— Begin —

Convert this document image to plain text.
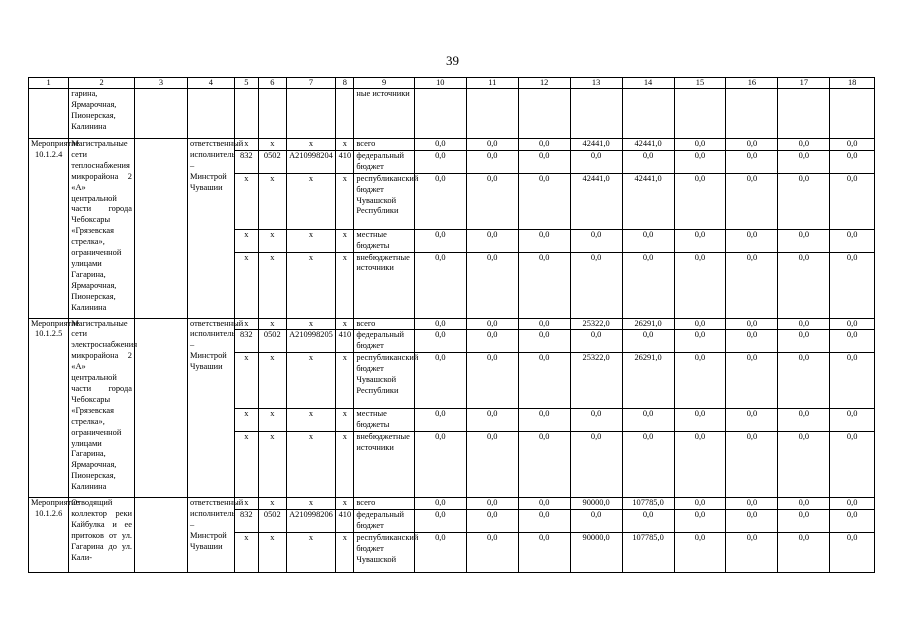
39
1	2	3	4	5	6	7	8	9	10	11	12	13	14	15	16	17	18
	гарина, Ярмарочная, Пионерская, Калинина							ные источники									
Мероприятие 10.1.2.4	Магистральные сети теплоснабжения микрорайона 2 «А» центральной части города Чебоксары «Грязевская стрелка», ограниченной улицами Гагарина, Ярмарочная, Пионерская, Калинина		ответственный исполнитель – Минстрой Чувашии	х	х	х	х	всего	0,0	0,0	0,0	42441,0	42441,0	0,0	0,0	0,0	0,0
				832	0502	А210998204	410	федеральный бюджет	0,0	0,0	0,0	0,0	0,0	0,0	0,0	0,0	0,0
				х	х	х	х	республиканский бюджет Чувашской Республики	0,0	0,0	0,0	42441,0	42441,0	0,0	0,0	0,0	0,0
				х	х	х	х	местные бюджеты	0,0	0,0	0,0	0,0	0,0	0,0	0,0	0,0	0,0
				х	х	х	х	внебюджетные источники	0,0	0,0	0,0	0,0	0,0	0,0	0,0	0,0	0,0
Мероприятие 10.1.2.5	Магистральные сети электроснабжения микрорайона 2 «А» центральной части города Чебоксары «Грязевская стрелка», ограниченной улицами Гагарина, Ярмарочная, Пионерская, Калинина		ответственный исполнитель – Минстрой Чувашии	х	х	х	х	всего	0,0	0,0	0,0	25322,0	26291,0	0,0	0,0	0,0	0,0
				832	0502	А210998205	410	федеральный бюджет	0,0	0,0	0,0	0,0	0,0	0,0	0,0	0,0	0,0
				х	х	х	х	республиканский бюджет Чувашской Республики	0,0	0,0	0,0	25322,0	26291,0	0,0	0,0	0,0	0,0
				х	х	х	х	местные бюджеты	0,0	0,0	0,0	0,0	0,0	0,0	0,0	0,0	0,0
				х	х	х	х	внебюджетные источники	0,0	0,0	0,0	0,0	0,0	0,0	0,0	0,0	0,0
Мероприятие 10.1.2.6	Отводящий коллектор реки Кайбулка и ее притоков от ул. Гагарина до ул. Кали-		ответственный исполнитель – Минстрой Чувашии	х	х	х	х	всего	0,0	0,0	0,0	90000,0	107785,0	0,0	0,0	0,0	0,0
				832	0502	А210998206	410	федеральный бюджет	0,0	0,0	0,0	0,0	0,0	0,0	0,0	0,0	0,0
				х	х	х	х	республиканский бюджет Чувашской	0,0	0,0	0,0	90000,0	107785,0	0,0	0,0	0,0	0,0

— End —

What you need to do: Reproduce all entries without any change, and omit the pictures.

Exercise answer:
Convert this document image to plain text.
39
1	2	3	4	5	6	7	8	9	10	11	12	13	14	15	16	17	18
	гарина, Ярмарочная, Пионерская, Калинина							ные источники									
Мероприятие 10.1.2.4	Магистральные сети теплоснабжения микрорайона 2 «А» центральной части города Чебоксары «Грязевская стрелка», ограниченной улицами Гагарина, Ярмарочная, Пионерская, Калинина		ответственный исполнитель – Минстрой Чувашии	х	х	х	х	всего	0,0	0,0	0,0	42441,0	42441,0	0,0	0,0	0,0	0,0
				832	0502	А210998204	410	федеральный бюджет	0,0	0,0	0,0	0,0	0,0	0,0	0,0	0,0	0,0
				х	х	х	х	республиканский бюджет Чувашской Республики	0,0	0,0	0,0	42441,0	42441,0	0,0	0,0	0,0	0,0
				х	х	х	х	местные бюджеты	0,0	0,0	0,0	0,0	0,0	0,0	0,0	0,0	0,0
				х	х	х	х	внебюджетные источники	0,0	0,0	0,0	0,0	0,0	0,0	0,0	0,0	0,0
Мероприятие 10.1.2.5	Магистральные сети электроснабжения микрорайона 2 «А» центральной части города Чебоксары «Грязевская стрелка», ограниченной улицами Гагарина, Ярмарочная, Пионерская, Калинина		ответственный исполнитель – Минстрой Чувашии	х	х	х	х	всего	0,0	0,0	0,0	25322,0	26291,0	0,0	0,0	0,0	0,0
				832	0502	А210998205	410	федеральный бюджет	0,0	0,0	0,0	0,0	0,0	0,0	0,0	0,0	0,0
				х	х	х	х	республиканский бюджет Чувашской Республики	0,0	0,0	0,0	25322,0	26291,0	0,0	0,0	0,0	0,0
				х	х	х	х	местные бюджеты	0,0	0,0	0,0	0,0	0,0	0,0	0,0	0,0	0,0
				х	х	х	х	внебюджетные источники	0,0	0,0	0,0	0,0	0,0	0,0	0,0	0,0	0,0
Мероприятие 10.1.2.6	Отводящий коллектор реки Кайбулка и ее притоков от ул. Гагарина до ул. Кали-		ответственный исполнитель – Минстрой Чувашии	х	х	х	х	всего	0,0	0,0	0,0	90000,0	107785,0	0,0	0,0	0,0	0,0
				832	0502	А210998206	410	федеральный бюджет	0,0	0,0	0,0	0,0	0,0	0,0	0,0	0,0	0,0
				х	х	х	х	республиканский бюджет Чувашской	0,0	0,0	0,0	90000,0	107785,0	0,0	0,0	0,0	0,0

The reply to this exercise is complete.